*Page extract*.

■ ■ ■

Mississippi Swindle: Brett Favre and the Welfare Scandal that Shocked America turns out to answer some background questions on how American taxpayers ended up funding fake day cares. The author, Shad White, is the State Auditor of Mississippi. Phil Bryant, the governor at the time, received a insider’s tip that prompted an investigation by White’s team.
The root cause of the Mississippi fraud seems to be the same as the root cause of the Minnesota fraud: state officials allowed to make decisions about how to spend federal money. The author says that Clinton administration technocrats in D.C. were concerned that they’d destroyed the Black American family. Children born to “single mothers” went from roughly the same percentage as in the white population to over 60 percent (current data: 25 percent for whites; 65 percent to Blacks) in response to the Great Society “marry the government” programs introduced under Presidents FDR and Johnson, e.g., Aid to Families with Dependent Children. The Clinton geniuses implemented Temporary Assistance for Needy Families (“TANF”) in which states would get block grants and then could do whatever they wanted to with the money. They could, for example, give cash directly to “families” that didn’t work, but could also give money to nonprofit organizations that purported to assist those who didn’t work, e.g., by helping them write resumes or delivering other nebulous services.

■ ■ ■

*Raw data*.

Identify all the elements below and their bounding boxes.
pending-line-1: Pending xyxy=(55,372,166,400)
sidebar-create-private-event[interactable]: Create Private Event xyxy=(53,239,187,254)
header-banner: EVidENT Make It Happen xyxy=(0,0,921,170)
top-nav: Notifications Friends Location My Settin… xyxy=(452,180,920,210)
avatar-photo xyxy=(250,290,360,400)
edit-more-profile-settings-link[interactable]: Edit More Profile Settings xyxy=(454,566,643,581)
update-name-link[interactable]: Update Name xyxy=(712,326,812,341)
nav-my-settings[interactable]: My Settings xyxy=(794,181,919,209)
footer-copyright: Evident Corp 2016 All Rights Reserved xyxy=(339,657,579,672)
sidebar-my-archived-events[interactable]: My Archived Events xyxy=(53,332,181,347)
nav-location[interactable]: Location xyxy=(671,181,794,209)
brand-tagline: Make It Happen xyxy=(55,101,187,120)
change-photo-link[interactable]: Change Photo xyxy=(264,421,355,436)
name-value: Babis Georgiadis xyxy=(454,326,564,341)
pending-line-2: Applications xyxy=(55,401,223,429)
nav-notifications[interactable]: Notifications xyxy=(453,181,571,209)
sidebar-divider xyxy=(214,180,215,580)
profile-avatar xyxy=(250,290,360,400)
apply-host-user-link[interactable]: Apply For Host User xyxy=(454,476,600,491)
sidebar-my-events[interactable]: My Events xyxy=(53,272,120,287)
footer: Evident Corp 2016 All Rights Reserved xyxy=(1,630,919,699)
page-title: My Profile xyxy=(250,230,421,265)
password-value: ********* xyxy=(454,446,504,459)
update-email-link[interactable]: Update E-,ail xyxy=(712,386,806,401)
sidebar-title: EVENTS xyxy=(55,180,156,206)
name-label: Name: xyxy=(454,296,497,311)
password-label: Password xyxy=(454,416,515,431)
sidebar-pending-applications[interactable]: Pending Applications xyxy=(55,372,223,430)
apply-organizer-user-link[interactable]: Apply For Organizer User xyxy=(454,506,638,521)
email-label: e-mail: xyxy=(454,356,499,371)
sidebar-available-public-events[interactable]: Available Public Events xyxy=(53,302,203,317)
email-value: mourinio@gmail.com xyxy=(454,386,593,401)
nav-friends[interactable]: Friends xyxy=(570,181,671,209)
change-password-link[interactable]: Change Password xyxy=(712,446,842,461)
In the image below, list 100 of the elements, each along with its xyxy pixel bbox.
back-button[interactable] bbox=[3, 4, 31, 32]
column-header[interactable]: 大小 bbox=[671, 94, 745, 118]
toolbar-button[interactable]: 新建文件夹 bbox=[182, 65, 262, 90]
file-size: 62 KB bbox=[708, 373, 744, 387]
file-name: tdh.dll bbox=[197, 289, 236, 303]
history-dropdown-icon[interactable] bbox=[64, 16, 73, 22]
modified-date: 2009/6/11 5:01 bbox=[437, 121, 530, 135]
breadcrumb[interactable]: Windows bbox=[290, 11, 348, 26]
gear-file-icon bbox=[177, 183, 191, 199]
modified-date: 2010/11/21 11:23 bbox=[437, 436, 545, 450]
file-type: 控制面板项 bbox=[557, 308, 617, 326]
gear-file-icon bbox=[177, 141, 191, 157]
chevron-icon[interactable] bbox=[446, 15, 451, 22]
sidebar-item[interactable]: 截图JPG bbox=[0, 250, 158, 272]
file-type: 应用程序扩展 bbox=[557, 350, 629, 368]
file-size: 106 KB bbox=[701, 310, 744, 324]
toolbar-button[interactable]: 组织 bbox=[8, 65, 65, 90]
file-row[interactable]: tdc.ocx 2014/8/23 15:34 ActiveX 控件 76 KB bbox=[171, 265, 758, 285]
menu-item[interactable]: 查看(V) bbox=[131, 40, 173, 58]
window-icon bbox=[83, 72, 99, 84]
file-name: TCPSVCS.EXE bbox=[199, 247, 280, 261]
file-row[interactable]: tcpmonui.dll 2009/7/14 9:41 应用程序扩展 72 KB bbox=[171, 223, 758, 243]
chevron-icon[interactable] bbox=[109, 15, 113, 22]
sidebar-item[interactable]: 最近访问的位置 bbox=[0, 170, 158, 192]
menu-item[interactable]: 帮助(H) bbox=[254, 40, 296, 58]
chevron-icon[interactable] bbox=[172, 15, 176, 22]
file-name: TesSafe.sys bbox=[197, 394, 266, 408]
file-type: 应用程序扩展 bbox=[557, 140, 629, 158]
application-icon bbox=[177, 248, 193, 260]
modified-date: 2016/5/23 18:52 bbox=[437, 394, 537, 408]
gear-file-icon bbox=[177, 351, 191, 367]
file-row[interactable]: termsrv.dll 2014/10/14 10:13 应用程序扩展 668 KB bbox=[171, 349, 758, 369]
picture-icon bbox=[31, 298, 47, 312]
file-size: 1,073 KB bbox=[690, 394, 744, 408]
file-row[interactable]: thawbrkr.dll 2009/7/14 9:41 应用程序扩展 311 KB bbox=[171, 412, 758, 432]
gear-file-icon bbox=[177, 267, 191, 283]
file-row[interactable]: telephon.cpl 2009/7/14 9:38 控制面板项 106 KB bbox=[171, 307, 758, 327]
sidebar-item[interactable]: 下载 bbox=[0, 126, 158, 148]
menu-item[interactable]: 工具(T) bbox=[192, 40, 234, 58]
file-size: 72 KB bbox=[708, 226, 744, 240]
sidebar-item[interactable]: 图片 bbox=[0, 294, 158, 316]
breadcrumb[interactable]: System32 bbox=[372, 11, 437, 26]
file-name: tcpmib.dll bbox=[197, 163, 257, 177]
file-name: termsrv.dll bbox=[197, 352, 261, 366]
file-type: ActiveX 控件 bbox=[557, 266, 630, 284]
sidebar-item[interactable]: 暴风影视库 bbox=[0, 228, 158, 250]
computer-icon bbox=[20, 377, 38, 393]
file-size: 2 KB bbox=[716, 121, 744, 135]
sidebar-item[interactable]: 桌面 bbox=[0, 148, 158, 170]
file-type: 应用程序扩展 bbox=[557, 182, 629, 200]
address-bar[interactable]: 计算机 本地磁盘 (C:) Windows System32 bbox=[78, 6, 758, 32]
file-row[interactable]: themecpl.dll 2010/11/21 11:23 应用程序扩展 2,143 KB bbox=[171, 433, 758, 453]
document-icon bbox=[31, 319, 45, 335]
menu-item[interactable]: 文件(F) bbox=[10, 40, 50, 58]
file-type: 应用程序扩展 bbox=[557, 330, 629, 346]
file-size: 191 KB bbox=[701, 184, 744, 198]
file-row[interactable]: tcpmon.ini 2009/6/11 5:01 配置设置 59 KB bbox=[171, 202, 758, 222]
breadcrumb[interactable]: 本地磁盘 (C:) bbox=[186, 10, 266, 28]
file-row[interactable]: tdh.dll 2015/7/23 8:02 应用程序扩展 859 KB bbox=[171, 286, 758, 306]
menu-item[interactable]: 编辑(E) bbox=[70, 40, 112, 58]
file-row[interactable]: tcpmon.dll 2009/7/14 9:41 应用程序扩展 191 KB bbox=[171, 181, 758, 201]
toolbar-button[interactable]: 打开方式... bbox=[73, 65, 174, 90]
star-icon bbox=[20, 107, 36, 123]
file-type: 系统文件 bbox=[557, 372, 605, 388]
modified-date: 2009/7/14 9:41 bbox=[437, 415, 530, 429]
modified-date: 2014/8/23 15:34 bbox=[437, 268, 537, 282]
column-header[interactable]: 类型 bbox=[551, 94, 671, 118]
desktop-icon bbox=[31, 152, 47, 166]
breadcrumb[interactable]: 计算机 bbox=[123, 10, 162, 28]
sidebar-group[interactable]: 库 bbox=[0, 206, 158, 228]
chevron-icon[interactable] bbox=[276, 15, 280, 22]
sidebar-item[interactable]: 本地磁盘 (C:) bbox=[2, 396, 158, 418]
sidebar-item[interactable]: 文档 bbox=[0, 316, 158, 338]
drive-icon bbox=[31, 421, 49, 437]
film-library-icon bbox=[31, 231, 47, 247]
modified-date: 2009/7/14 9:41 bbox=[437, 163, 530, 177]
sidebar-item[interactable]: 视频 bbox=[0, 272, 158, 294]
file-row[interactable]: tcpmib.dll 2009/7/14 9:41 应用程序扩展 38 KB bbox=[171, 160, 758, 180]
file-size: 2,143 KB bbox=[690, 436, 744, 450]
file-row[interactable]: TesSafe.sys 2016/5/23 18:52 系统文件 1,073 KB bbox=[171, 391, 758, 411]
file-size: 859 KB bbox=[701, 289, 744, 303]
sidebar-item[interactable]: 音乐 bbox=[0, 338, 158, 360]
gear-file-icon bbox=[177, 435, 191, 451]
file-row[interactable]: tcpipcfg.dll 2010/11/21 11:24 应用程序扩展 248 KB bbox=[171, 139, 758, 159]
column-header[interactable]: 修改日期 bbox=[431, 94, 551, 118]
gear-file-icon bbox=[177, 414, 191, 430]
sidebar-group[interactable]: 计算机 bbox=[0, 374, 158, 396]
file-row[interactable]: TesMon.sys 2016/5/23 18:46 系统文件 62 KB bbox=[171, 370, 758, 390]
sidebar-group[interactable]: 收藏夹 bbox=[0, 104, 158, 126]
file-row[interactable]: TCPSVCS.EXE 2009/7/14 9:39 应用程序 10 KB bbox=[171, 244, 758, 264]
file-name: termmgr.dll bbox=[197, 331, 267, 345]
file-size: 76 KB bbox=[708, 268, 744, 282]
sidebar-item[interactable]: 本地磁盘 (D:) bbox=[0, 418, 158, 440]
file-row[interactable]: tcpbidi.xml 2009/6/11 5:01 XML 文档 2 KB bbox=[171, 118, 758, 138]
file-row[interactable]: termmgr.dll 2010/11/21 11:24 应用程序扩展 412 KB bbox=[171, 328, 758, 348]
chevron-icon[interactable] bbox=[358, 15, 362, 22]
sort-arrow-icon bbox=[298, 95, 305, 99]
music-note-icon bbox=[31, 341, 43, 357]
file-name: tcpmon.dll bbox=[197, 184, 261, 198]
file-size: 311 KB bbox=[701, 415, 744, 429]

■ ■ ■

*Problem statement*. Please continue the passage about the Mississippi welfare scandal, picking up after its final sentence. These rows have no connection to the passage about the Mississippi welfare scandal.

*Reply*.
The Mississippi DHS folks decided to give roughly 10 percent of the TANF funds to poor people and then 90 percent to friends’ nonprofit orgs whose executives spent the money on new houses, luxury vacations, kickbacks to state bureaucrats, etc. Only about $100 million was stolen from federal taxpayers, but the mechanism seems to be the same as in the much larger Minnesota fraud. The core prerequisites are (1) letting state officials decide how to spend federal money, and (2) the ability of officials to hand over taxpayer funds to nonprofit orgs.
There are some other good insights into the bureaucratic lifestyle. Some families in Mississippi living in $1 million houses and with six-figure incomes were enjoying Medicaid (an angel/VC-investor friend in a $2 million (pre-Biden dollars) house Maskachusetts was doing this about 15 years ago; he answered all of the questions on the Mass Health Connector accurately and the system kicked out that he was entitled to superlative MassHealth (Medicaid) coverage at $3/month). When the auditors pointed this out to the Medicaid bureaucrats their response was to push back rather than admit any bureaucratic errors or shortcomings. Even the people in the welfare bureaucracies who were corrupt or personally benefitting had a powerful desire to obstruct auditing and to preserve business as usual.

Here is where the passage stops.